[Excerpts from a figure dataset]
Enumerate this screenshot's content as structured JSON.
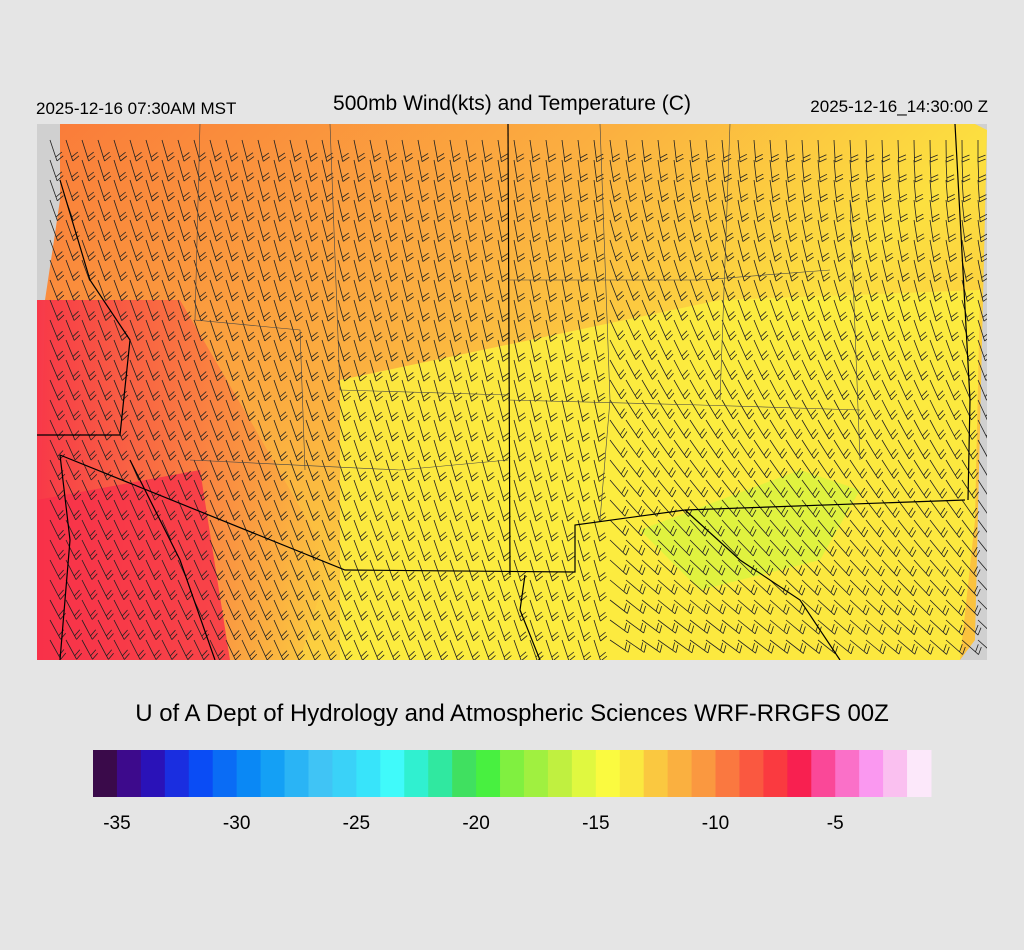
{
  "header": {
    "left": "2025-12-16 07:30AM MST",
    "title": "500mb Wind(kts) and Temperature (C)",
    "right": "2025-12-16_14:30:00 Z"
  },
  "credit": "U of A Dept of Hydrology and Atmospheric Sciences WRF-RRGFS 00Z",
  "colorbar": {
    "lim": [
      -36,
      -1
    ],
    "ticks": [
      -35,
      -30,
      -25,
      -20,
      -15,
      -10,
      -5
    ],
    "colors": [
      "#3a0a4a",
      "#3d0a8c",
      "#2a12b8",
      "#1a2ee0",
      "#0a4cf5",
      "#0a6cf5",
      "#0a88f5",
      "#14a0f5",
      "#2ab4f5",
      "#40c4f5",
      "#3ad2f8",
      "#38e4fa",
      "#40fafa",
      "#30f0d0",
      "#30e8a0",
      "#40e060",
      "#48f040",
      "#80f040",
      "#a0f040",
      "#c0f040",
      "#e0f840",
      "#fafa40",
      "#fae840",
      "#fac840",
      "#fab040",
      "#fa9840",
      "#fa7840",
      "#fa5840",
      "#fa3a40",
      "#f82050",
      "#fa4898",
      "#fa70c8",
      "#fa98f0",
      "#fac0f0",
      "#fce8fa"
    ]
  }
}
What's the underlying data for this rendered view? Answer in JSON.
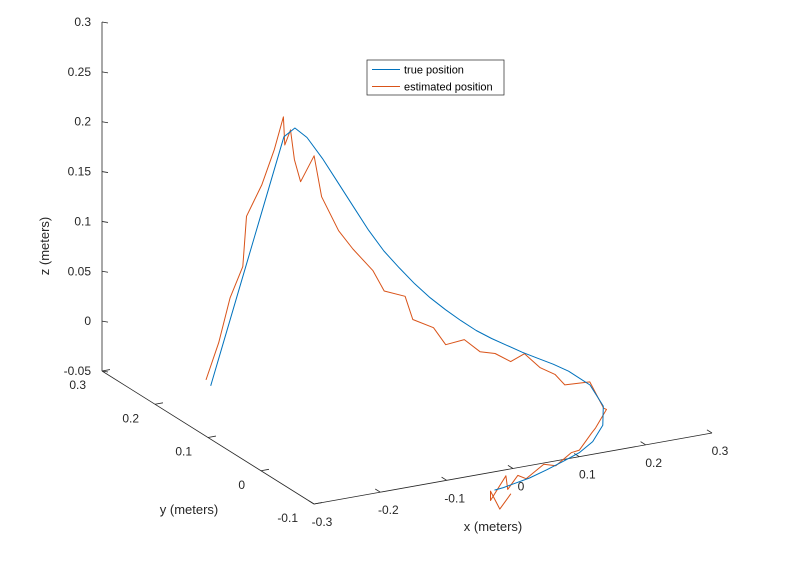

▶ **EXERCISE**: Leave out the pictures and output every record above precisely as given.

▶ **ANSWER TO THE TASK**:
Enumerate this screenshot's content as structured JSON.
{
  "header": {
    "left": "2025-12-16 07:30AM MST",
    "title": "500mb Wind(kts) and Temperature (C)",
    "right": "2025-12-16_14:30:00 Z"
  },
  "credit": "U of A Dept of Hydrology and Atmospheric Sciences WRF-RRGFS 00Z",
  "colorbar": {
    "lim": [
      -36,
      -1
    ],
    "ticks": [
      -35,
      -30,
      -25,
      -20,
      -15,
      -10,
      -5
    ],
    "colors": [
      "#3a0a4a",
      "#3d0a8c",
      "#2a12b8",
      "#1a2ee0",
      "#0a4cf5",
      "#0a6cf5",
      "#0a88f5",
      "#14a0f5",
      "#2ab4f5",
      "#40c4f5",
      "#3ad2f8",
      "#38e4fa",
      "#40fafa",
      "#30f0d0",
      "#30e8a0",
      "#40e060",
      "#48f040",
      "#80f040",
      "#a0f040",
      "#c0f040",
      "#e0f840",
      "#fafa40",
      "#fae840",
      "#fac840",
      "#fab040",
      "#fa9840",
      "#fa7840",
      "#fa5840",
      "#fa3a40",
      "#f82050",
      "#fa4898",
      "#fa70c8",
      "#fa98f0",
      "#fac0f0",
      "#fce8fa"
    ]
  }
}
What's the underlying data for this rendered view? Answer in JSON.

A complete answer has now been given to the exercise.